**Materials provided**
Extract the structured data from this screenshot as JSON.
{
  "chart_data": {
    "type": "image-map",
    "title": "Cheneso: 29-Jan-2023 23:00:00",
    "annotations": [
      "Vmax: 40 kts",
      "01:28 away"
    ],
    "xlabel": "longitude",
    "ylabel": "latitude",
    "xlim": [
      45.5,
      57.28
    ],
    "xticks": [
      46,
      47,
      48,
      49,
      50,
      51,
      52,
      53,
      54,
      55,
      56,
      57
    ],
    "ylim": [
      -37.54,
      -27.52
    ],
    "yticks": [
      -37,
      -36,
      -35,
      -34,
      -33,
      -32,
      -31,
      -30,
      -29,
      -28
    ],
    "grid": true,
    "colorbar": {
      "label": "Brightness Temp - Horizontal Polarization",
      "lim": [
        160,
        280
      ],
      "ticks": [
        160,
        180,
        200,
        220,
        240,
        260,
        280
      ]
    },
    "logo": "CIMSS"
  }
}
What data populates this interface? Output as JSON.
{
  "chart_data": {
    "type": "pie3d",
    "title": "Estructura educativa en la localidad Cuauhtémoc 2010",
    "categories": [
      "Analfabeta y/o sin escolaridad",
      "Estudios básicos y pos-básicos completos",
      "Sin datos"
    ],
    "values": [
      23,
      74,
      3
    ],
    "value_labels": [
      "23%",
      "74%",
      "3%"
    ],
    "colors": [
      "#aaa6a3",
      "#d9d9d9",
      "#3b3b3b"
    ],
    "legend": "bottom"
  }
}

**The exercise**
From the entries above, pull out each line that includes "title".

**Response to the task**
    "title": "Cheneso: 29-Jan-2023 23:00:00",
    "title": "Estructura educativa en la localidad Cuauhtémoc 2010",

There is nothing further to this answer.